Task details — Output exactly the lines between the line that contains "Read out every word on this page." and the last line of the material, counting both.

Record set —
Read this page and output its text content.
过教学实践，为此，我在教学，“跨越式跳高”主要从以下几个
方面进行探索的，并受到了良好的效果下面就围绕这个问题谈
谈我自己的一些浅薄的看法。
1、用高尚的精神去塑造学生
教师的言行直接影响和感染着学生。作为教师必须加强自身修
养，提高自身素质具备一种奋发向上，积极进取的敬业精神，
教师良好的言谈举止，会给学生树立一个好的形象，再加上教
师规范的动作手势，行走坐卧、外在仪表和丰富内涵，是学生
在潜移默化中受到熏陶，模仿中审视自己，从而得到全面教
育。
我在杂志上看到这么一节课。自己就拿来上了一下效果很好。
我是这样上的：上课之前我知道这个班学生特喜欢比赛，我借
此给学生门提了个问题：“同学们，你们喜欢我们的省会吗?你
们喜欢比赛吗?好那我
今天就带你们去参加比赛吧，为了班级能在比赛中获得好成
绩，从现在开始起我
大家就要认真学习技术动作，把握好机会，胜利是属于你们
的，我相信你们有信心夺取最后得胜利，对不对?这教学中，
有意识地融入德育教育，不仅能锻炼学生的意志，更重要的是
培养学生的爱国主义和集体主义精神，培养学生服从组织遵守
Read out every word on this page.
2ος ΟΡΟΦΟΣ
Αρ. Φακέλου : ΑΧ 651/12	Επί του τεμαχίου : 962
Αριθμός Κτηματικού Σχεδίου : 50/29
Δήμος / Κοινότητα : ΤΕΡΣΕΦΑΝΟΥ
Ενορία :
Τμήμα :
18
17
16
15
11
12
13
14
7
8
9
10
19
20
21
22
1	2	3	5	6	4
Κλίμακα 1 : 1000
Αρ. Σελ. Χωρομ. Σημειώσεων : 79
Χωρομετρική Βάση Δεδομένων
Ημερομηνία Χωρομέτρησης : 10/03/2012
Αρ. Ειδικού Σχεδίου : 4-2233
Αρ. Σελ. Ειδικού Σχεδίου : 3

Solution to the exercise —
Read out every word on this page.
2ος ΟΡΟΦΟΣ
Αρ. Φακέλου : ΑΧ 651/12	Επί του τεμαχίου : 962
Αριθμός Κτηματικού Σχεδίου : 50/29
Δήμος / Κοινότητα : ΤΕΡΣΕΦΑΝΟΥ
Ενορία :
Τμήμα :
18
17
16
15
11
12
13
14
7
8
9
10
19
20
21
22
1	2	3	5	6	4
Κλίμακα 1 : 1000
Αρ. Σελ. Χωρομ. Σημειώσεων : 79
Χωρομετρική Βάση Δεδομένων
Ημερομηνία Χωρομέτρησης : 10/03/2012
Αρ. Ειδικού Σχεδίου : 4-2233
Αρ. Σελ. Ειδικού Σχεδίου : 3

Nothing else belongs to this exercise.